- PROVIDED DATA -

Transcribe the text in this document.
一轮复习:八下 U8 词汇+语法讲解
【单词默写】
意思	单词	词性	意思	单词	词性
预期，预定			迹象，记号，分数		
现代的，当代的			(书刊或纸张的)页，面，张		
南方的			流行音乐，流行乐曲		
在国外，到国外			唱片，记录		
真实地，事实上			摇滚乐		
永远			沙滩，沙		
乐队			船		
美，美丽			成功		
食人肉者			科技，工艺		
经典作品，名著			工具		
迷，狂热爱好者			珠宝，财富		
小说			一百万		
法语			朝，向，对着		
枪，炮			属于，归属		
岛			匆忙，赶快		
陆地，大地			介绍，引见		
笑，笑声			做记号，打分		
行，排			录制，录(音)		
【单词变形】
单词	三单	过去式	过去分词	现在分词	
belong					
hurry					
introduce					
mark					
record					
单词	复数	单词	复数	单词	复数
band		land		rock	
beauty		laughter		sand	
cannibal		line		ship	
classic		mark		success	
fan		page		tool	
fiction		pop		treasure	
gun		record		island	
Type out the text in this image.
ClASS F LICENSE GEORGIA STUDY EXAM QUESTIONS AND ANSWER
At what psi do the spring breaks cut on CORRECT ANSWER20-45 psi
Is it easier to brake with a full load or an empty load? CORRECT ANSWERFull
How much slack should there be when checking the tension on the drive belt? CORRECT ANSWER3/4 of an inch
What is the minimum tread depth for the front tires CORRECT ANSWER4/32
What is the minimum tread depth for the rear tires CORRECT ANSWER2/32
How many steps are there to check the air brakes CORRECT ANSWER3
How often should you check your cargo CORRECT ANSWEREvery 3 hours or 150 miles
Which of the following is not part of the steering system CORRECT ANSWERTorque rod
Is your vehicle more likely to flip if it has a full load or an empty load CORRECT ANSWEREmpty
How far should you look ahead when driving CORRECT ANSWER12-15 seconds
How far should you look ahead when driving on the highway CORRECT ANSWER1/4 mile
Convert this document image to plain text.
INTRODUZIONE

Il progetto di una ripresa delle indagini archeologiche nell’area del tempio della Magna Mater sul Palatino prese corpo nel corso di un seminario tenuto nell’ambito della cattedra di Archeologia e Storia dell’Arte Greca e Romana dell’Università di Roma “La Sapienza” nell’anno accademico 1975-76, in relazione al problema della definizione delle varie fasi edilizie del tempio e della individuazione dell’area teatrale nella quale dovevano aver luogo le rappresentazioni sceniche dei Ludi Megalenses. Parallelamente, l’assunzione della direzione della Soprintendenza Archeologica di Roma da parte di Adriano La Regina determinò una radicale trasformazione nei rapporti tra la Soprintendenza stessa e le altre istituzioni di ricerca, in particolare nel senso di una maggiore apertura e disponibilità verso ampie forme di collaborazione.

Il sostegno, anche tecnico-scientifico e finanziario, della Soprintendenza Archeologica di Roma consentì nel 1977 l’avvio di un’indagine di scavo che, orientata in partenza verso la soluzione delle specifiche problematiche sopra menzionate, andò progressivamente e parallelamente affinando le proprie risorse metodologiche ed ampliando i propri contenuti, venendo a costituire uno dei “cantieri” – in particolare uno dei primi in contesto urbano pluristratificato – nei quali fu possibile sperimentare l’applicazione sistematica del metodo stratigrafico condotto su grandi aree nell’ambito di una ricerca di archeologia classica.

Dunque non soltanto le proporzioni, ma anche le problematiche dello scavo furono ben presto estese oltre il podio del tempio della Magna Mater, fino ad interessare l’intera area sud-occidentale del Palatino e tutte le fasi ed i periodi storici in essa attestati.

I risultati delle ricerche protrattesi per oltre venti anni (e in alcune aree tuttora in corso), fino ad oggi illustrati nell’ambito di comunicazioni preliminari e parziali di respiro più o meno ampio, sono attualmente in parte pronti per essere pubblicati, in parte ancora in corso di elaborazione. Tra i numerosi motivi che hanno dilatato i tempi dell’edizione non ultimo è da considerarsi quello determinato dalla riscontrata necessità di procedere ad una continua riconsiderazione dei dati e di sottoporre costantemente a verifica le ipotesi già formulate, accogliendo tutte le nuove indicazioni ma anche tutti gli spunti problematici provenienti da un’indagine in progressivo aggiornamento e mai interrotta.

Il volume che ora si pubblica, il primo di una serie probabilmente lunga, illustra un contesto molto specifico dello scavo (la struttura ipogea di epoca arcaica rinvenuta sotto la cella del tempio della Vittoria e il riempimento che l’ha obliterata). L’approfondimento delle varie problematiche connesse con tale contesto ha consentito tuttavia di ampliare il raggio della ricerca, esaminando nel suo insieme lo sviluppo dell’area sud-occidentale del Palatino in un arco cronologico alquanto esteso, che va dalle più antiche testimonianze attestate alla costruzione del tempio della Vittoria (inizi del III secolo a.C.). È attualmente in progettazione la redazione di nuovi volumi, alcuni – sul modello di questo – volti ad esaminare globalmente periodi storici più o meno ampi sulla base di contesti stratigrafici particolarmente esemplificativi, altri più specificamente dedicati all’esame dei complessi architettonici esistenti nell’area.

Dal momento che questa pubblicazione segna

- EXERCISE DIRECTIONS -
Retype every entry above, word for word.

- WRITTEN RESPONSE -
Transcribe the text in this document.
一轮复习:八下 U8 词汇+语法讲解
【单词默写】
意思	单词	词性	意思	单词	词性
预期，预定			迹象，记号，分数		
现代的，当代的			(书刊或纸张的)页，面，张		
南方的			流行音乐，流行乐曲		
在国外，到国外			唱片，记录		
真实地，事实上			摇滚乐		
永远			沙滩，沙		
乐队			船		
美，美丽			成功		
食人肉者			科技，工艺		
经典作品，名著			工具		
迷，狂热爱好者			珠宝，财富		
小说			一百万		
法语			朝，向，对着		
枪，炮			属于，归属		
岛			匆忙，赶快		
陆地，大地			介绍，引见		
笑，笑声			做记号，打分		
行，排			录制，录(音)		
【单词变形】
单词	三单	过去式	过去分词	现在分词	
belong					
hurry					
introduce					
mark					
record					
单词	复数	单词	复数	单词	复数
band		land		rock	
beauty		laughter		sand	
cannibal		line		ship	
classic		mark		success	
fan		page		tool	
fiction		pop		treasure	
gun		record		island	
Type out the text in this image.
ClASS F LICENSE GEORGIA STUDY EXAM QUESTIONS AND ANSWER
At what psi do the spring breaks cut on CORRECT ANSWER20-45 psi
Is it easier to brake with a full load or an empty load? CORRECT ANSWERFull
How much slack should there be when checking the tension on the drive belt? CORRECT ANSWER3/4 of an inch
What is the minimum tread depth for the front tires CORRECT ANSWER4/32
What is the minimum tread depth for the rear tires CORRECT ANSWER2/32
How many steps are there to check the air brakes CORRECT ANSWER3
How often should you check your cargo CORRECT ANSWEREvery 3 hours or 150 miles
Which of the following is not part of the steering system CORRECT ANSWERTorque rod
Is your vehicle more likely to flip if it has a full load or an empty load CORRECT ANSWEREmpty
How far should you look ahead when driving CORRECT ANSWER12-15 seconds
How far should you look ahead when driving on the highway CORRECT ANSWER1/4 mile
Convert this document image to plain text.
INTRODUZIONE

Il progetto di una ripresa delle indagini archeologiche nell’area del tempio della Magna Mater sul Palatino prese corpo nel corso di un seminario tenuto nell’ambito della cattedra di Archeologia e Storia dell’Arte Greca e Romana dell’Università di Roma “La Sapienza” nell’anno accademico 1975-76, in relazione al problema della definizione delle varie fasi edilizie del tempio e della individuazione dell’area teatrale nella quale dovevano aver luogo le rappresentazioni sceniche dei Ludi Megalenses. Parallelamente, l’assunzione della direzione della Soprintendenza Archeologica di Roma da parte di Adriano La Regina determinò una radicale trasformazione nei rapporti tra la Soprintendenza stessa e le altre istituzioni di ricerca, in particolare nel senso di una maggiore apertura e disponibilità verso ampie forme di collaborazione.

Il sostegno, anche tecnico-scientifico e finanziario, della Soprintendenza Archeologica di Roma consentì nel 1977 l’avvio di un’indagine di scavo che, orientata in partenza verso la soluzione delle specifiche problematiche sopra menzionate, andò progressivamente e parallelamente affinando le proprie risorse metodologiche ed ampliando i propri contenuti, venendo a costituire uno dei “cantieri” – in particolare uno dei primi in contesto urbano pluristratificato – nei quali fu possibile sperimentare l’applicazione sistematica del metodo stratigrafico condotto su grandi aree nell’ambito di una ricerca di archeologia classica.

Dunque non soltanto le proporzioni, ma anche le problematiche dello scavo furono ben presto estese oltre il podio del tempio della Magna Mater, fino ad interessare l’intera area sud-occidentale del Palatino e tutte le fasi ed i periodi storici in essa attestati.

I risultati delle ricerche protrattesi per oltre venti anni (e in alcune aree tuttora in corso), fino ad oggi illustrati nell’ambito di comunicazioni preliminari e parziali di respiro più o meno ampio, sono attualmente in parte pronti per essere pubblicati, in parte ancora in corso di elaborazione. Tra i numerosi motivi che hanno dilatato i tempi dell’edizione non ultimo è da considerarsi quello determinato dalla riscontrata necessità di procedere ad una continua riconsiderazione dei dati e di sottoporre costantemente a verifica le ipotesi già formulate, accogliendo tutte le nuove indicazioni ma anche tutti gli spunti problematici provenienti da un’indagine in progressivo aggiornamento e mai interrotta.

Il volume che ora si pubblica, il primo di una serie probabilmente lunga, illustra un contesto molto specifico dello scavo (la struttura ipogea di epoca arcaica rinvenuta sotto la cella del tempio della Vittoria e il riempimento che l’ha obliterata). L’approfondimento delle varie problematiche connesse con tale contesto ha consentito tuttavia di ampliare il raggio della ricerca, esaminando nel suo insieme lo sviluppo dell’area sud-occidentale del Palatino in un arco cronologico alquanto esteso, che va dalle più antiche testimonianze attestate alla costruzione del tempio della Vittoria (inizi del III secolo a.C.). È attualmente in progettazione la redazione di nuovi volumi, alcuni – sul modello di questo – volti ad esaminare globalmente periodi storici più o meno ampi sulla base di contesti stratigrafici particolarmente esemplificativi, altri più specificamente dedicati all’esame dei complessi architettonici esistenti nell’area.

Dal momento che questa pubblicazione segna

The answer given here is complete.